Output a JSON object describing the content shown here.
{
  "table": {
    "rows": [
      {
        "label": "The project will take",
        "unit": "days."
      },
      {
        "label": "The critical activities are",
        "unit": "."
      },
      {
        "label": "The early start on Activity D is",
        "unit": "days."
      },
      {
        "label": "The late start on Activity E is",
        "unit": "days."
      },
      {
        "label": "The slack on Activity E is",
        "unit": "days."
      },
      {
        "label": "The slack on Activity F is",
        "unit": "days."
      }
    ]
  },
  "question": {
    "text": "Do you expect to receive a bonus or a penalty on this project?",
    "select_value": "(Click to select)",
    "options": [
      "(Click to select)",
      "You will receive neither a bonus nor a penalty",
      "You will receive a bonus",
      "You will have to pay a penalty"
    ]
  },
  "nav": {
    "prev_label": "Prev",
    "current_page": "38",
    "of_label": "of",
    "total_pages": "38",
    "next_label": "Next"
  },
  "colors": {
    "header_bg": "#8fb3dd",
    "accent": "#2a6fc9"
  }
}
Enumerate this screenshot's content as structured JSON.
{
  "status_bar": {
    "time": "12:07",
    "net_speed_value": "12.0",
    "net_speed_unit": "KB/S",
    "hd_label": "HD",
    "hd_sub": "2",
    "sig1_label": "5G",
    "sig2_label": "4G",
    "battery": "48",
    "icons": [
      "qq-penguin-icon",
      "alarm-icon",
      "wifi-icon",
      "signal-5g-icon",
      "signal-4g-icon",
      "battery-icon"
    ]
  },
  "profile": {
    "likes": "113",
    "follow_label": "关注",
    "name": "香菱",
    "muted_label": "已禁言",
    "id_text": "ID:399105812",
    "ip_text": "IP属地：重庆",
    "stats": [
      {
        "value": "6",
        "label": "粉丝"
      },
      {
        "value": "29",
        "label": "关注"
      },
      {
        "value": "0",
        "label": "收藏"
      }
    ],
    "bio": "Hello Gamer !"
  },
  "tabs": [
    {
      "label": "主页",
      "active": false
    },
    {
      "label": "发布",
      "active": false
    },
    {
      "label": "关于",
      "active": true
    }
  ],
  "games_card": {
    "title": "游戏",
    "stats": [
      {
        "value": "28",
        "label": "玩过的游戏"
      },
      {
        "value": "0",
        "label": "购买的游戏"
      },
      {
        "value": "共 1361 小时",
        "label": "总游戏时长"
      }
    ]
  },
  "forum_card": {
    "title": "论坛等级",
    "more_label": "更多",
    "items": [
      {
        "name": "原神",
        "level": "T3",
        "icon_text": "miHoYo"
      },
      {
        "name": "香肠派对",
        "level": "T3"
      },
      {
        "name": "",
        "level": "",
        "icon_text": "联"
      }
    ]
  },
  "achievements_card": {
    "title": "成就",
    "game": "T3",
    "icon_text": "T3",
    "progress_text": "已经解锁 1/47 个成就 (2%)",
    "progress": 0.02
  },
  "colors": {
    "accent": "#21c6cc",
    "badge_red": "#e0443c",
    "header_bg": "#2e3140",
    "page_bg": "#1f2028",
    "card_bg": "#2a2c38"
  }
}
····················
Reproduce all data above, unchanged.

— Complete answer —
Output a JSON object describing the content shown here.
{
  "table": {
    "rows": [
      {
        "label": "The project will take",
        "unit": "days."
      },
      {
        "label": "The critical activities are",
        "unit": "."
      },
      {
        "label": "The early start on Activity D is",
        "unit": "days."
      },
      {
        "label": "The late start on Activity E is",
        "unit": "days."
      },
      {
        "label": "The slack on Activity E is",
        "unit": "days."
      },
      {
        "label": "The slack on Activity F is",
        "unit": "days."
      }
    ]
  },
  "question": {
    "text": "Do you expect to receive a bonus or a penalty on this project?",
    "select_value": "(Click to select)",
    "options": [
      "(Click to select)",
      "You will receive neither a bonus nor a penalty",
      "You will receive a bonus",
      "You will have to pay a penalty"
    ]
  },
  "nav": {
    "prev_label": "Prev",
    "current_page": "38",
    "of_label": "of",
    "total_pages": "38",
    "next_label": "Next"
  },
  "colors": {
    "header_bg": "#8fb3dd",
    "accent": "#2a6fc9"
  }
}
Enumerate this screenshot's content as structured JSON.
{
  "status_bar": {
    "time": "12:07",
    "net_speed_value": "12.0",
    "net_speed_unit": "KB/S",
    "hd_label": "HD",
    "hd_sub": "2",
    "sig1_label": "5G",
    "sig2_label": "4G",
    "battery": "48",
    "icons": [
      "qq-penguin-icon",
      "alarm-icon",
      "wifi-icon",
      "signal-5g-icon",
      "signal-4g-icon",
      "battery-icon"
    ]
  },
  "profile": {
    "likes": "113",
    "follow_label": "关注",
    "name": "香菱",
    "muted_label": "已禁言",
    "id_text": "ID:399105812",
    "ip_text": "IP属地：重庆",
    "stats": [
      {
        "value": "6",
        "label": "粉丝"
      },
      {
        "value": "29",
        "label": "关注"
      },
      {
        "value": "0",
        "label": "收藏"
      }
    ],
    "bio": "Hello Gamer !"
  },
  "tabs": [
    {
      "label": "主页",
      "active": false
    },
    {
      "label": "发布",
      "active": false
    },
    {
      "label": "关于",
      "active": true
    }
  ],
  "games_card": {
    "title": "游戏",
    "stats": [
      {
        "value": "28",
        "label": "玩过的游戏"
      },
      {
        "value": "0",
        "label": "购买的游戏"
      },
      {
        "value": "共 1361 小时",
        "label": "总游戏时长"
      }
    ]
  },
  "forum_card": {
    "title": "论坛等级",
    "more_label": "更多",
    "items": [
      {
        "name": "原神",
        "level": "T3",
        "icon_text": "miHoYo"
      },
      {
        "name": "香肠派对",
        "level": "T3"
      },
      {
        "name": "",
        "level": "",
        "icon_text": "联"
      }
    ]
  },
  "achievements_card": {
    "title": "成就",
    "game": "T3",
    "icon_text": "T3",
    "progress_text": "已经解锁 1/47 个成就 (2%)",
    "progress": 0.02
  },
  "colors": {
    "accent": "#21c6cc",
    "badge_red": "#e0443c",
    "header_bg": "#2e3140",
    "page_bg": "#1f2028",
    "card_bg": "#2a2c38"
  }
}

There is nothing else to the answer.